• _TASK_: Give an exact copy of every line, leaving images out.

* Begin GIVEN INFORMATION *

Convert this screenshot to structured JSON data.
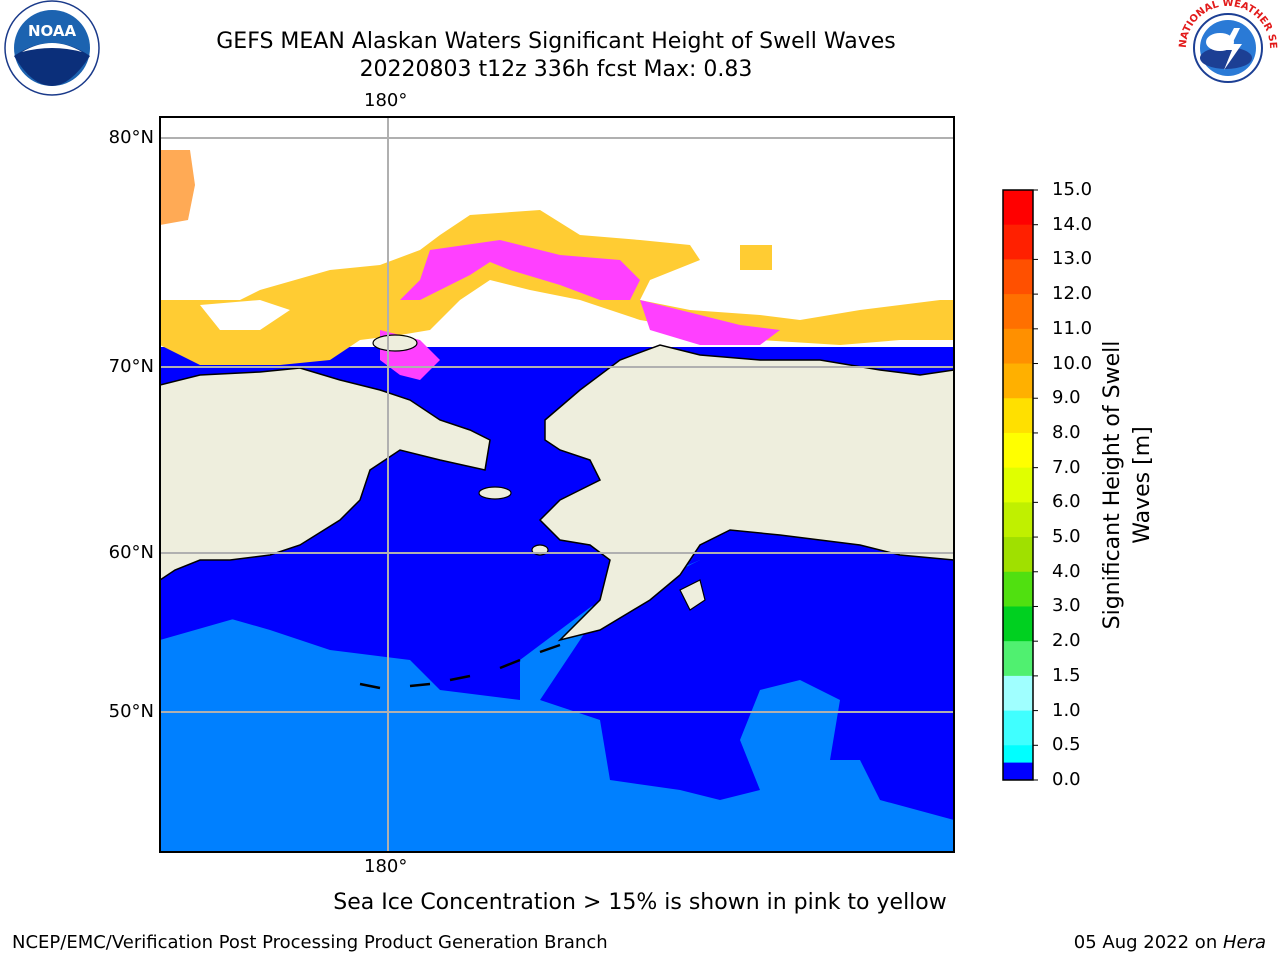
{
  "header": {
    "title_line1": "GEFS MEAN Alaskan Waters Significant Height of Swell Waves",
    "title_line2": "20220803 t12z 336h fcst   Max: 0.83"
  },
  "logos": {
    "left": {
      "name": "noaa-logo",
      "text": "NOAA"
    },
    "right": {
      "name": "national-weather-service-logo",
      "text": "NATIONAL WEATHER SERVICE"
    }
  },
  "map": {
    "lon_label_top": "180°",
    "lon_label_bottom": "180°",
    "lat_labels": [
      "80°N",
      "70°N",
      "60°N",
      "50°N"
    ],
    "colors": {
      "land": "#eeeedd",
      "low_swell": "#0000ff",
      "mid_swell": "#0080ff",
      "ice_pink": "#ff40ff",
      "ice_yellow": "#ffcc33",
      "ice_orange": "#ffaa55"
    }
  },
  "colorbar": {
    "label": "Significant Height of Swell Waves [m]",
    "ticks": [
      "15.0",
      "14.0",
      "13.0",
      "12.0",
      "11.0",
      "10.0",
      "9.0",
      "8.0",
      "7.0",
      "6.0",
      "5.0",
      "4.0",
      "3.0",
      "2.0",
      "1.5",
      "1.0",
      "0.5",
      "0.0"
    ],
    "colors_top_to_bottom": [
      "#ff0000",
      "#ff2000",
      "#ff5000",
      "#ff7000",
      "#ff9000",
      "#ffb000",
      "#ffe000",
      "#ffff00",
      "#e0ff00",
      "#c0f000",
      "#a0e000",
      "#50e010",
      "#00d020",
      "#50f070",
      "#a0ffff",
      "#40ffff",
      "#00ffff",
      "#0080ff",
      "#0000ff"
    ]
  },
  "annotation": "Sea Ice Concentration > 15% is shown in pink to yellow",
  "footer": {
    "left": "NCEP/EMC/Verification Post Processing Product Generation Branch",
    "right_date": "05 Aug 2022 on ",
    "right_host": "Hera"
  }
}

* End GIVEN INFORMATION *

• _REPLY TO THE TASK_:
Convert this screenshot to structured JSON data.
{
  "header": {
    "title_line1": "GEFS MEAN Alaskan Waters Significant Height of Swell Waves",
    "title_line2": "20220803 t12z 336h fcst   Max: 0.83"
  },
  "logos": {
    "left": {
      "name": "noaa-logo",
      "text": "NOAA"
    },
    "right": {
      "name": "national-weather-service-logo",
      "text": "NATIONAL WEATHER SERVICE"
    }
  },
  "map": {
    "lon_label_top": "180°",
    "lon_label_bottom": "180°",
    "lat_labels": [
      "80°N",
      "70°N",
      "60°N",
      "50°N"
    ],
    "colors": {
      "land": "#eeeedd",
      "low_swell": "#0000ff",
      "mid_swell": "#0080ff",
      "ice_pink": "#ff40ff",
      "ice_yellow": "#ffcc33",
      "ice_orange": "#ffaa55"
    }
  },
  "colorbar": {
    "label": "Significant Height of Swell Waves [m]",
    "ticks": [
      "15.0",
      "14.0",
      "13.0",
      "12.0",
      "11.0",
      "10.0",
      "9.0",
      "8.0",
      "7.0",
      "6.0",
      "5.0",
      "4.0",
      "3.0",
      "2.0",
      "1.5",
      "1.0",
      "0.5",
      "0.0"
    ],
    "colors_top_to_bottom": [
      "#ff0000",
      "#ff2000",
      "#ff5000",
      "#ff7000",
      "#ff9000",
      "#ffb000",
      "#ffe000",
      "#ffff00",
      "#e0ff00",
      "#c0f000",
      "#a0e000",
      "#50e010",
      "#00d020",
      "#50f070",
      "#a0ffff",
      "#40ffff",
      "#00ffff",
      "#0080ff",
      "#0000ff"
    ]
  },
  "annotation": "Sea Ice Concentration > 15% is shown in pink to yellow",
  "footer": {
    "left": "NCEP/EMC/Verification Post Processing Product Generation Branch",
    "right_date": "05 Aug 2022 on ",
    "right_host": "Hera"
  }
}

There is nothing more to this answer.